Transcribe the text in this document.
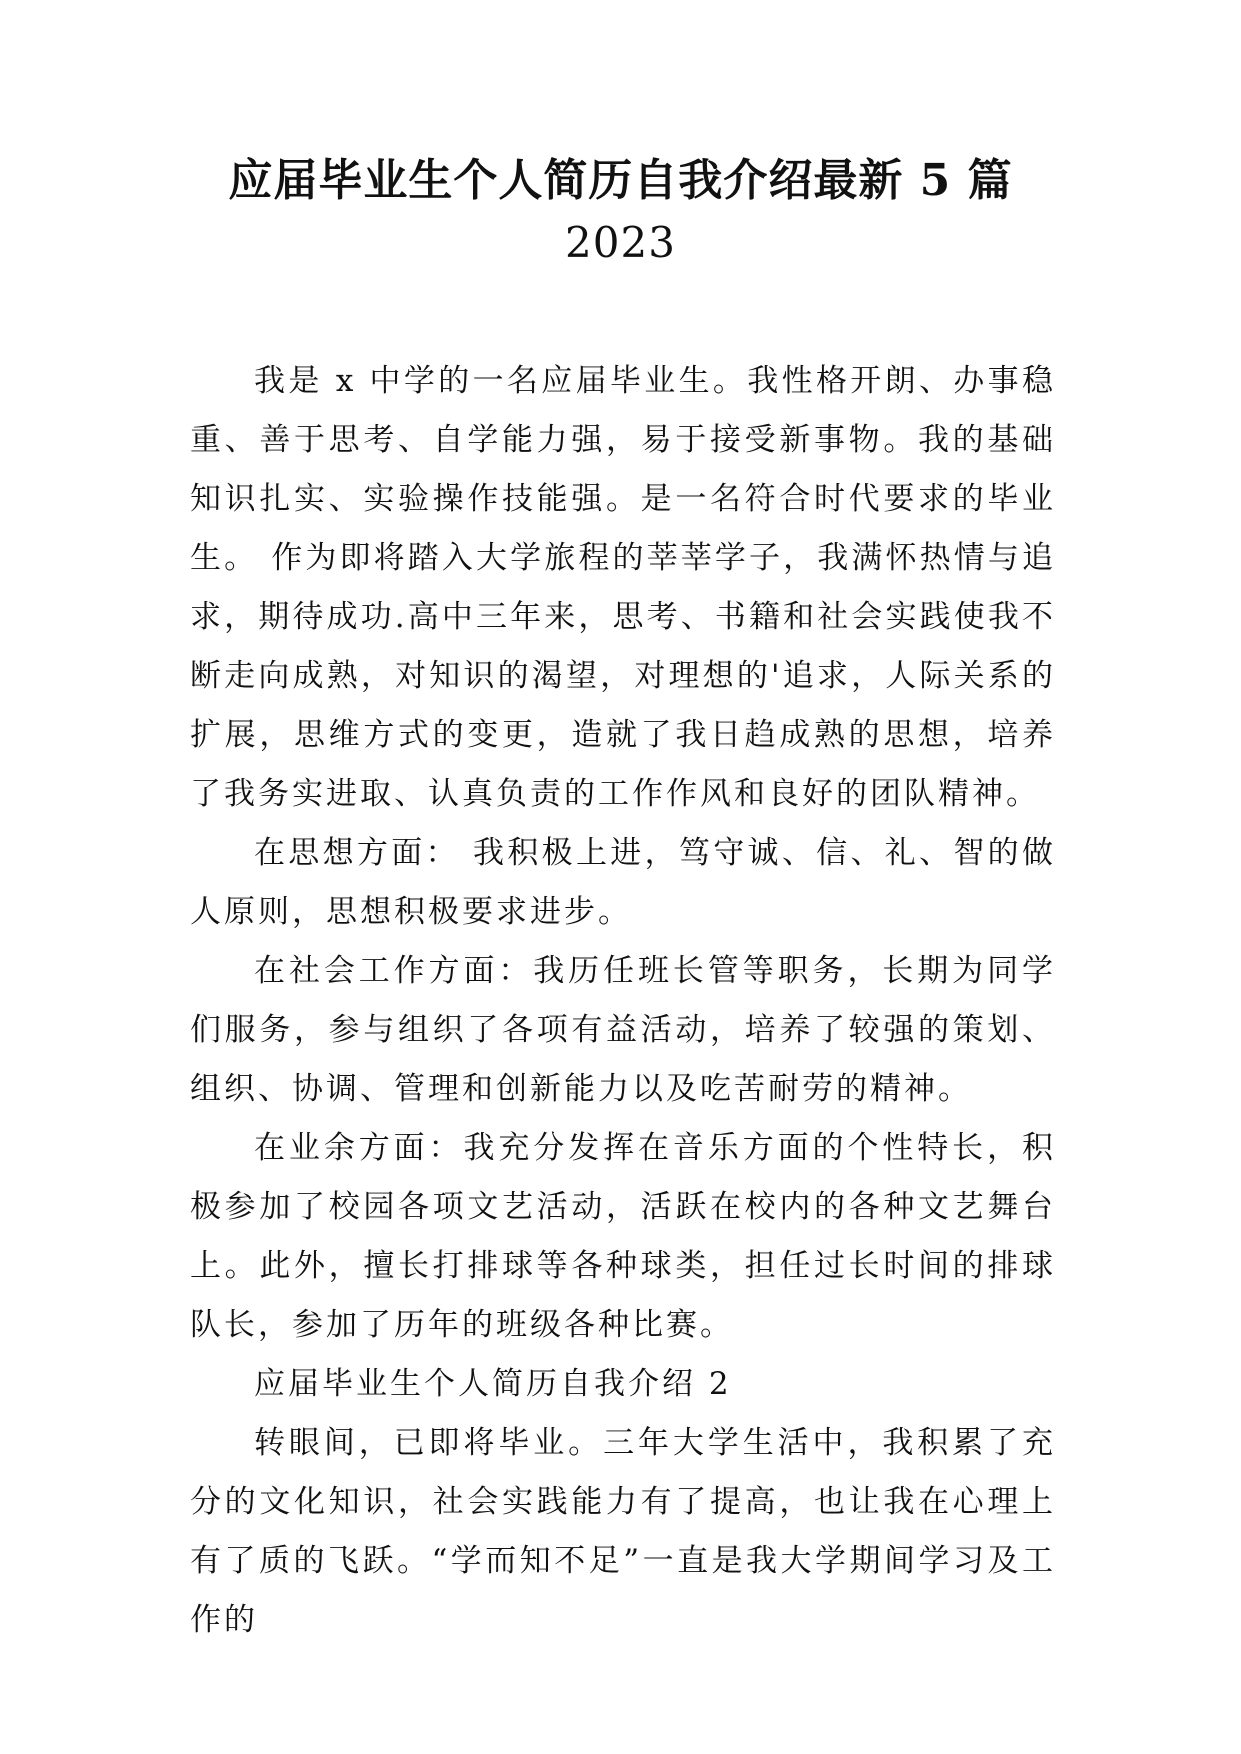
应届毕业生个人简历自我介绍最新 5 篇
2023

我是 x 中学的一名应届毕业生。我性格开朗、办事稳重、善于思考、自学能力强，易于接受新事物。我的基础知识扎实、实验操作技能强。是一名符合时代要求的毕业生。 作为即将踏入大学旅程的莘莘学子，我满怀热情与追求，期待成功.高中三年来，思考、书籍和社会实践使我不断走向成熟，对知识的渴望，对理想的'追求，人际关系的扩展，思维方式的变更，造就了我日趋成熟的思想，培养了我务实进取、认真负责的工作作风和良好的团队精神。

在思想方面： 我积极上进，笃守诚、信、礼、智的做人原则，思想积极要求进步。

在社会工作方面：我历任班长管等职务，长期为同学们服务，参与组织了各项有益活动，培养了较强的策划、组织、协调、管理和创新能力以及吃苦耐劳的精神。

在业余方面：我充分发挥在音乐方面的个性特长，积极参加了校园各项文艺活动，活跃在校内的各种文艺舞台上。此外，擅长打排球等各种球类，担任过长时间的排球队长，参加了历年的班级各种比赛。

应届毕业生个人简历自我介绍 2

转眼间，已即将毕业。三年大学生活中，我积累了充分的文化知识，社会实践能力有了提高，也让我在心理上有了质的飞跃。“学而知不足”一直是我大学期间学习及工作的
====
PROBLEM DETAILS – Quote the data above in full, leaving out the pictures it holds.

OUTPUT OF THE EXERCISE –
Transcribe the text in this document.
应届毕业生个人简历自我介绍最新 5 篇
2023

我是 x 中学的一名应届毕业生。我性格开朗、办事稳重、善于思考、自学能力强，易于接受新事物。我的基础知识扎实、实验操作技能强。是一名符合时代要求的毕业生。 作为即将踏入大学旅程的莘莘学子，我满怀热情与追求，期待成功.高中三年来，思考、书籍和社会实践使我不断走向成熟，对知识的渴望，对理想的'追求，人际关系的扩展，思维方式的变更，造就了我日趋成熟的思想，培养了我务实进取、认真负责的工作作风和良好的团队精神。

在思想方面： 我积极上进，笃守诚、信、礼、智的做人原则，思想积极要求进步。

在社会工作方面：我历任班长管等职务，长期为同学们服务，参与组织了各项有益活动，培养了较强的策划、组织、协调、管理和创新能力以及吃苦耐劳的精神。

在业余方面：我充分发挥在音乐方面的个性特长，积极参加了校园各项文艺活动，活跃在校内的各种文艺舞台上。此外，擅长打排球等各种球类，担任过长时间的排球队长，参加了历年的班级各种比赛。

应届毕业生个人简历自我介绍 2

转眼间，已即将毕业。三年大学生活中，我积累了充分的文化知识，社会实践能力有了提高，也让我在心理上有了质的飞跃。“学而知不足”一直是我大学期间学习及工作的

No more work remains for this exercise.